■ **What you have to do**
Retype the full set of records. Keep every character identical.

■ **Given information**

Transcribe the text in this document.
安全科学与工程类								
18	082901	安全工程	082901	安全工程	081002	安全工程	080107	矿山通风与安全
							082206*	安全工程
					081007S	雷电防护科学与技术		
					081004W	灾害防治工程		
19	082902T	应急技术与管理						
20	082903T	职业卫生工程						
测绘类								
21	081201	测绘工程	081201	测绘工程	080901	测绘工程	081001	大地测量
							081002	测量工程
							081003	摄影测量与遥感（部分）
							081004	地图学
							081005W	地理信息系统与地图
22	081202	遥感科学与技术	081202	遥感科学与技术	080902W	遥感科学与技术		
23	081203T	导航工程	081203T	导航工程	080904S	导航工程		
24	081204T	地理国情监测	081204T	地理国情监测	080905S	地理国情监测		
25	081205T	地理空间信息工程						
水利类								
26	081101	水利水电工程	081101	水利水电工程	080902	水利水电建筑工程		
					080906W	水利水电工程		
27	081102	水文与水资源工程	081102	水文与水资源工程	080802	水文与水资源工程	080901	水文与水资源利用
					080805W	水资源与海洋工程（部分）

■ **Task output**
Transcribe the text in this document.
安全科学与工程类								
18	082901	安全工程	082901	安全工程	081002	安全工程	080107	矿山通风与安全
							082206*	安全工程
					081007S	雷电防护科学与技术		
					081004W	灾害防治工程		
19	082902T	应急技术与管理						
20	082903T	职业卫生工程						
测绘类								
21	081201	测绘工程	081201	测绘工程	080901	测绘工程	081001	大地测量
							081002	测量工程
							081003	摄影测量与遥感（部分）
							081004	地图学
							081005W	地理信息系统与地图
22	081202	遥感科学与技术	081202	遥感科学与技术	080902W	遥感科学与技术		
23	081203T	导航工程	081203T	导航工程	080904S	导航工程		
24	081204T	地理国情监测	081204T	地理国情监测	080905S	地理国情监测		
25	081205T	地理空间信息工程						
水利类								
26	081101	水利水电工程	081101	水利水电工程	080902	水利水电建筑工程		
					080906W	水利水电工程		
27	081102	水文与水资源工程	081102	水文与水资源工程	080802	水文与水资源工程	080901	水文与水资源利用
					080805W	水资源与海洋工程（部分）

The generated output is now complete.